Please pull out every line that includes the string "Monsieur".

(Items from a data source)
- - - - - - -
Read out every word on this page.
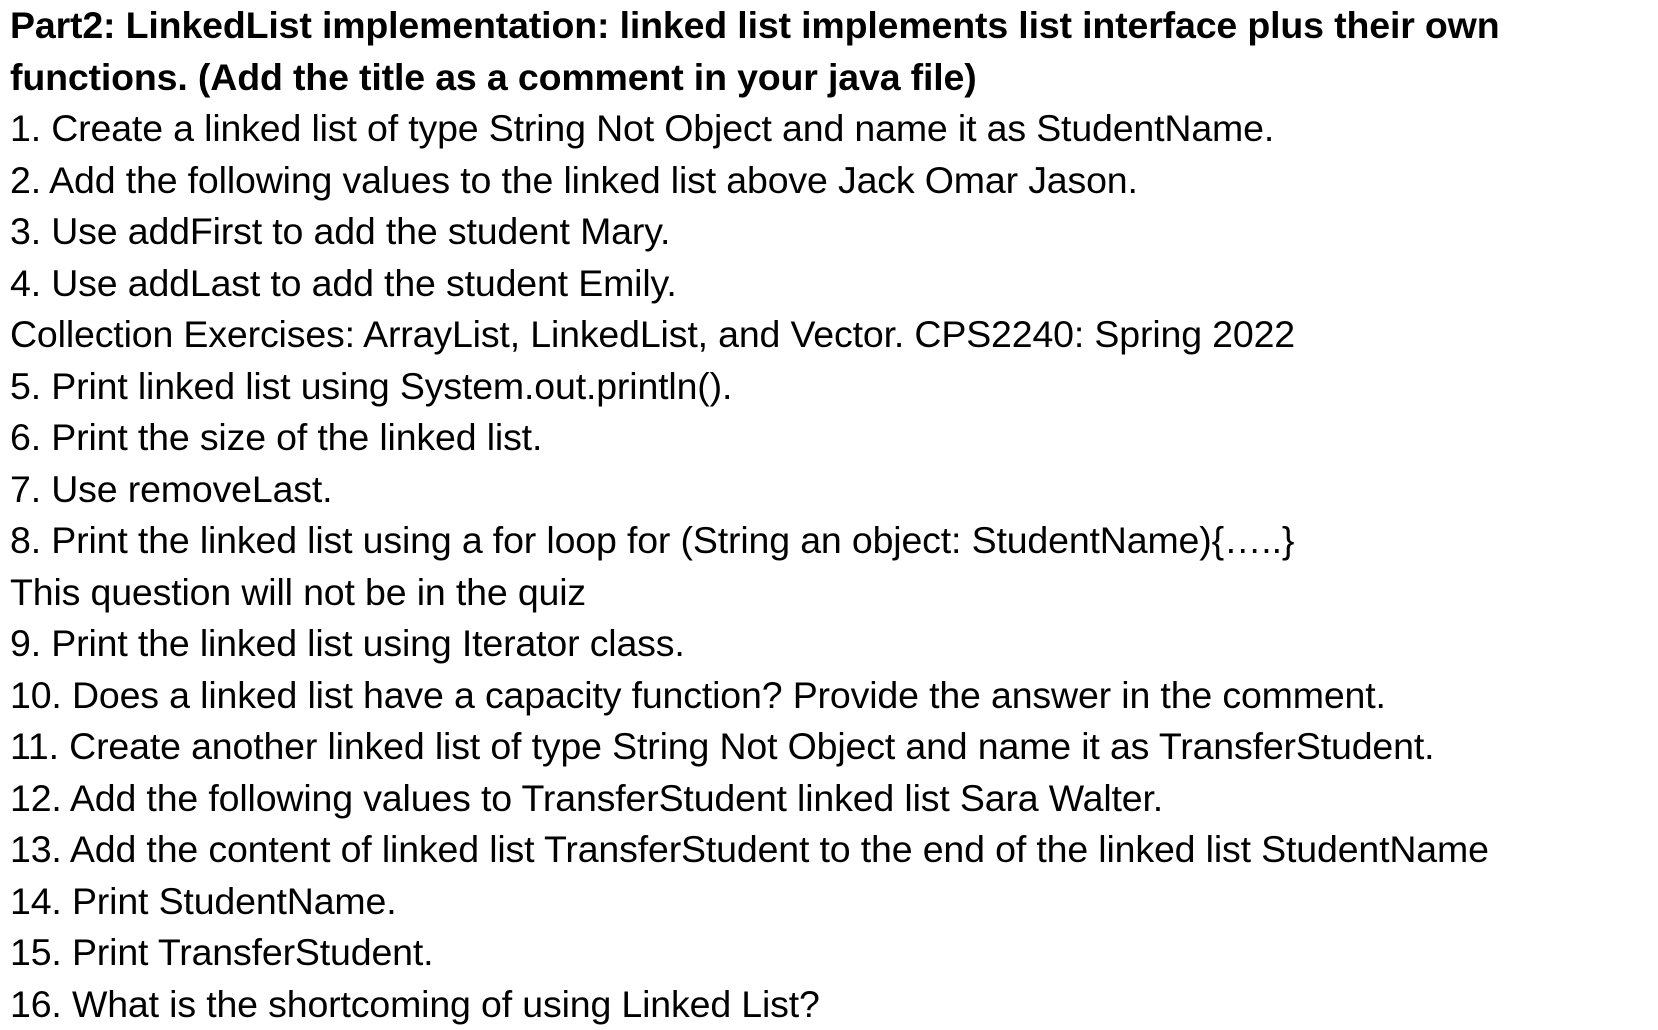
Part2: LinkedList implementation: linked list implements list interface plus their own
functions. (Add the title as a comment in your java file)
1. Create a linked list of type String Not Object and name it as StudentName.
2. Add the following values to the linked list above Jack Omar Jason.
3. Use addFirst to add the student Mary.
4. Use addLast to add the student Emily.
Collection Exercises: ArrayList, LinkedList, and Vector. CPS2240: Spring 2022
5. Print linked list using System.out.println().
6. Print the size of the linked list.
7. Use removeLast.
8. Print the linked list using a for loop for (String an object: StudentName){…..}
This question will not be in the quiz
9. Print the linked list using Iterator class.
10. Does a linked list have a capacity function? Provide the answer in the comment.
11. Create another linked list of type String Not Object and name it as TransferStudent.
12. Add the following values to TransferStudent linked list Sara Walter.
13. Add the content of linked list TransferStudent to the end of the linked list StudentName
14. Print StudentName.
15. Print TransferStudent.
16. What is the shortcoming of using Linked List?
- - - - - - -
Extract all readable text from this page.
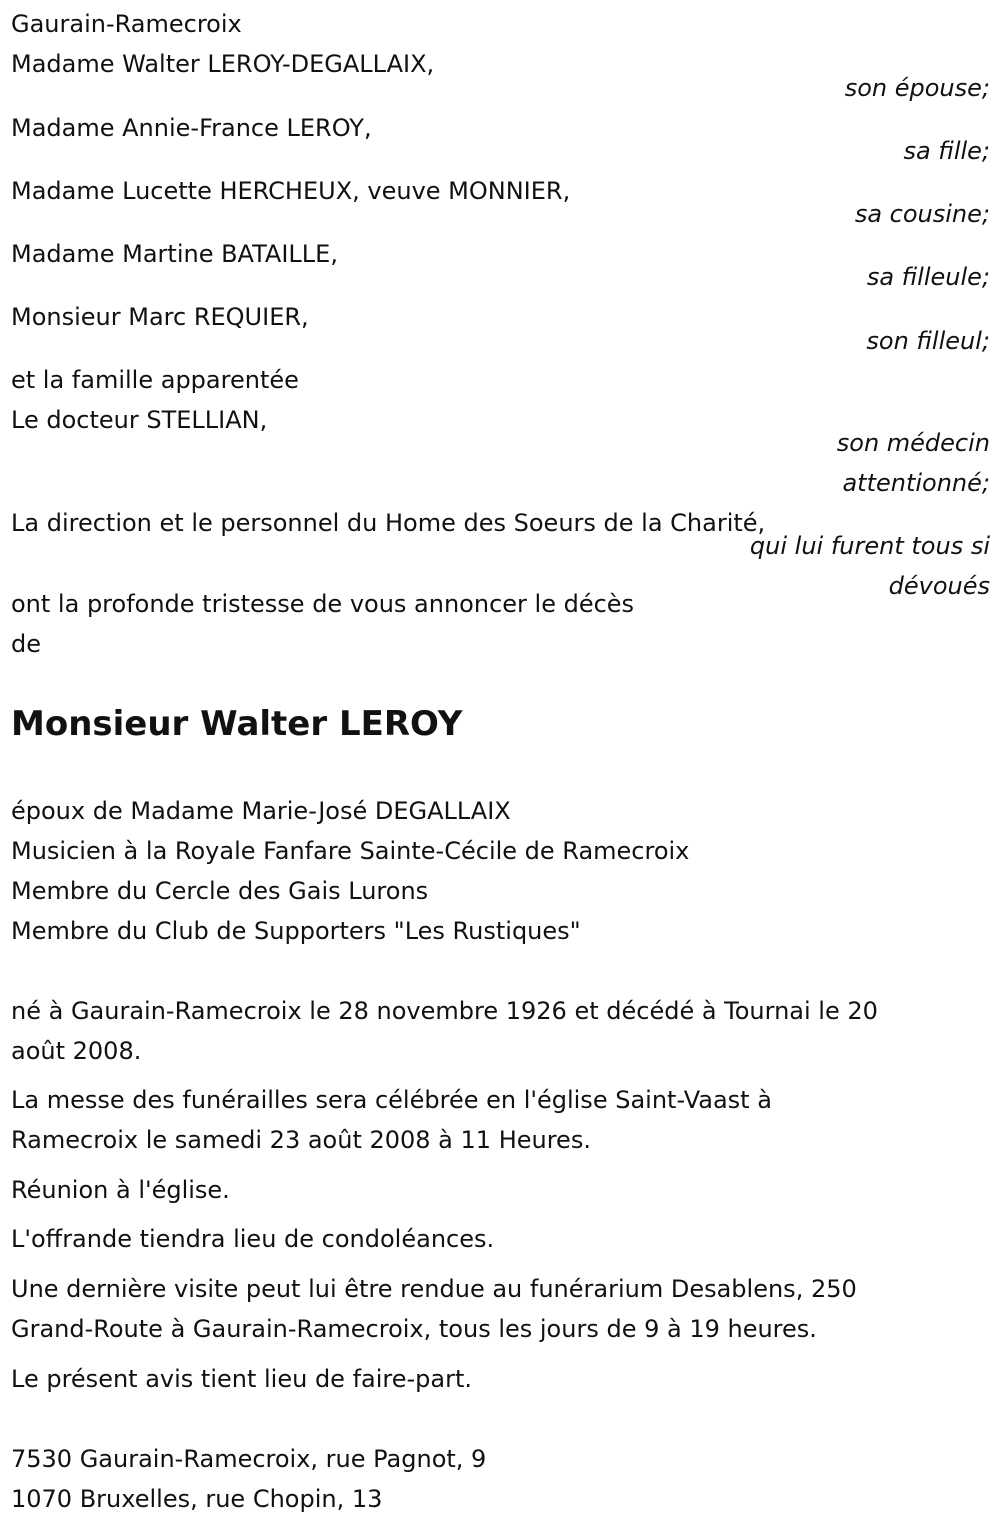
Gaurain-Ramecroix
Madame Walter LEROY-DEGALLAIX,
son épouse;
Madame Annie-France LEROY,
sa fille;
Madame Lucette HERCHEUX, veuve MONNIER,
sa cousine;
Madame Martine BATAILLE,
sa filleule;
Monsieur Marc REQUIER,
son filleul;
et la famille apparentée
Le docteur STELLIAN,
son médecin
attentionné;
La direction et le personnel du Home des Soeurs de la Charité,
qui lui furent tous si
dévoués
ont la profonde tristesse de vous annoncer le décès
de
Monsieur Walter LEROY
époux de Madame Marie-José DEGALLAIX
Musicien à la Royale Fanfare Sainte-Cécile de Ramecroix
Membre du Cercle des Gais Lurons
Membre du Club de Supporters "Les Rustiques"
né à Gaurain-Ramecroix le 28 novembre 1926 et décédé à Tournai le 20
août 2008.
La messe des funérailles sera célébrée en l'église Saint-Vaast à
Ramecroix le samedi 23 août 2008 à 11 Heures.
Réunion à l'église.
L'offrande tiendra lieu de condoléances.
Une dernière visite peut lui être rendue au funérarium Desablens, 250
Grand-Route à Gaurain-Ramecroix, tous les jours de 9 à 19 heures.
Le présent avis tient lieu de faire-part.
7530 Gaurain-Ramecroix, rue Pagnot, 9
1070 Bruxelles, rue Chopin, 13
- - - - - - -
SOLVED PROBLEM
Monsieur Marc REQUIER,
Monsieur Walter LEROY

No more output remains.